* What the task asks *
For this exercise, copy out each line of the material below that includes "name".

* Supplied information *
>>

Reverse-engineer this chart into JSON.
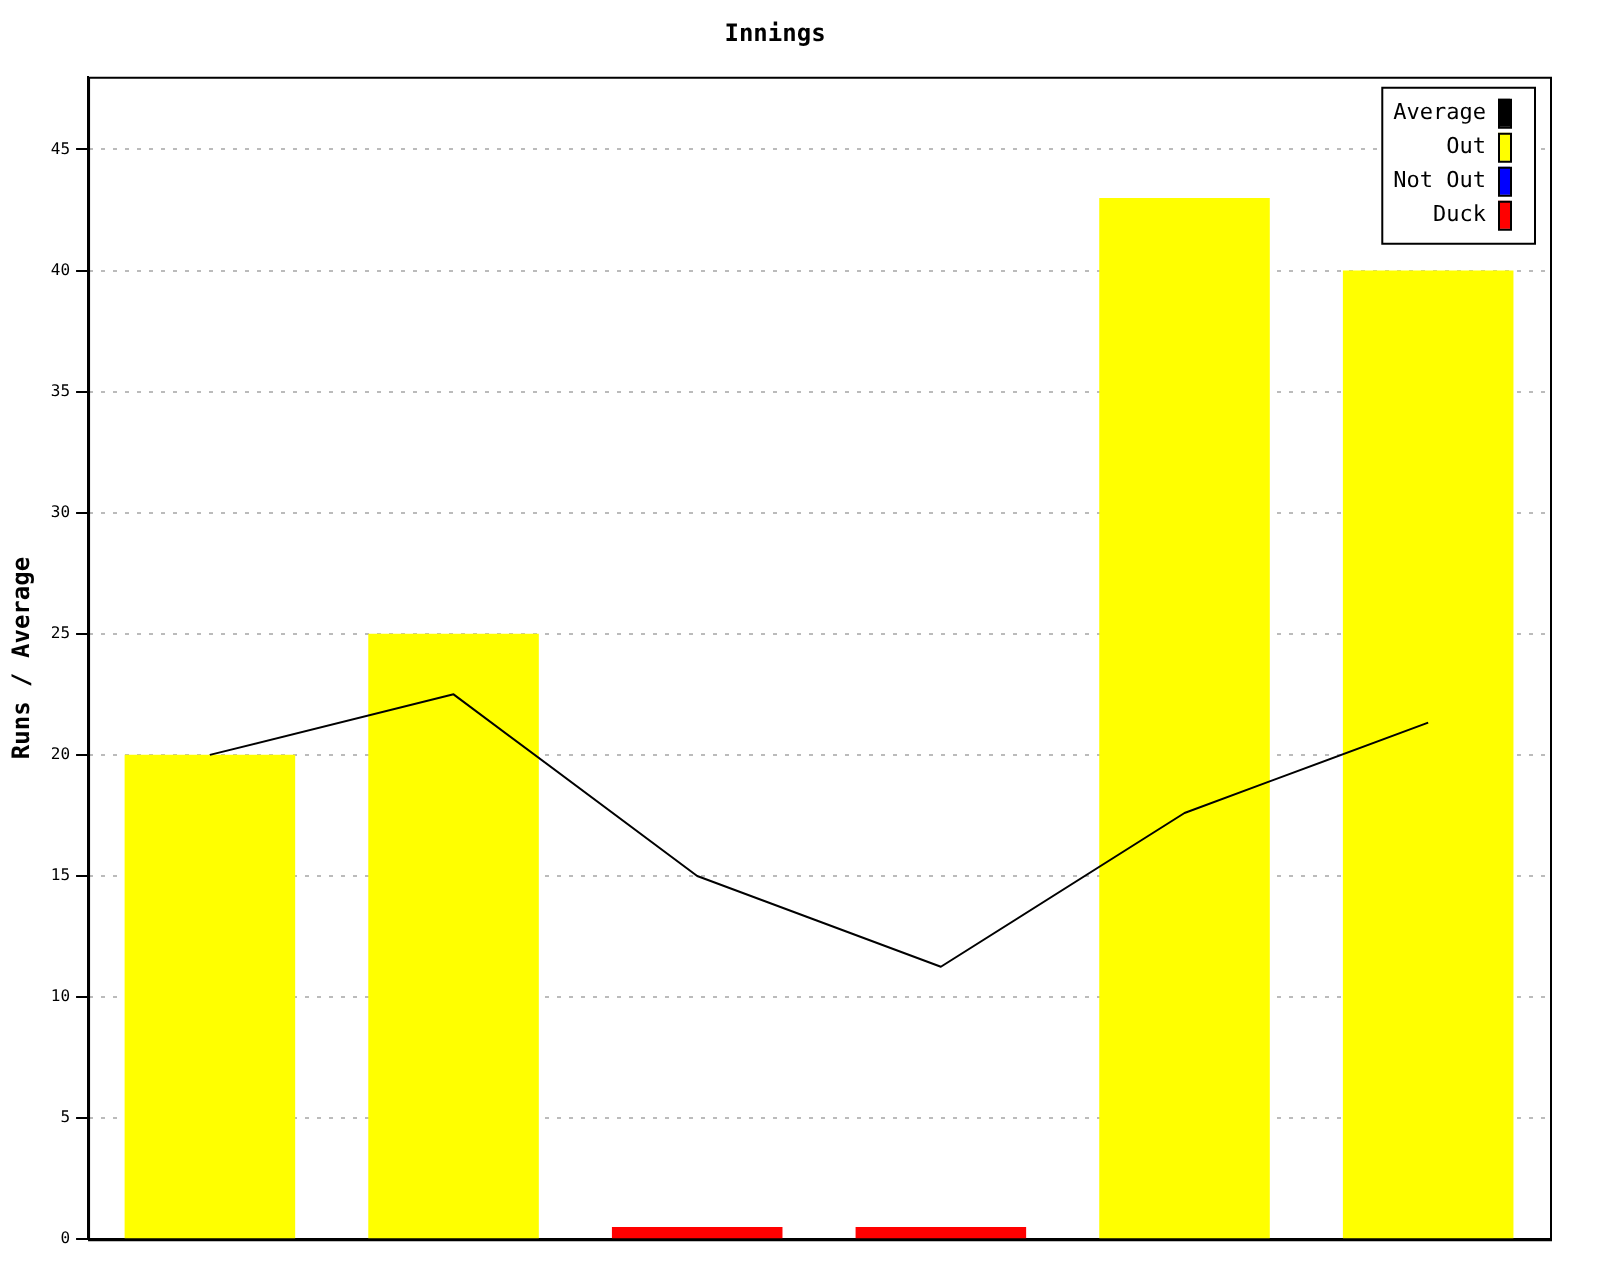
{
  "chart_data": {
    "type": "bar",
    "title": "Innings",
    "ylabel": "Runs / Average",
    "categories": [
      null,
      null,
      null,
      null,
      null,
      null
    ],
    "series": [
      {
        "name": "Average",
        "type": "line",
        "color": "#000000",
        "values": [
          20,
          22.5,
          15,
          11.25,
          17.6,
          21.33
        ]
      },
      {
        "name": "Out",
        "color": "#ffff00",
        "values": [
          20,
          25,
          null,
          null,
          43,
          40
        ]
      },
      {
        "name": "Not Out",
        "color": "#0000ff",
        "values": [
          null,
          null,
          null,
          null,
          null,
          null
        ]
      },
      {
        "name": "Duck",
        "color": "#ff0000",
        "values": [
          null,
          null,
          0.5,
          0.5,
          null,
          null
        ]
      }
    ],
    "stacked": true,
    "ylim": [
      0,
      48
    ],
    "yticks": [
      0,
      5,
      10,
      15,
      20,
      25,
      30,
      35,
      40,
      45
    ],
    "grid": "y",
    "legend": "top right",
    "marker": "none"
  }
}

<<

* Solution to this exercise *
        "name": "Average",
        "name": "Out",
        "name": "Not Out",
        "name": "Duck",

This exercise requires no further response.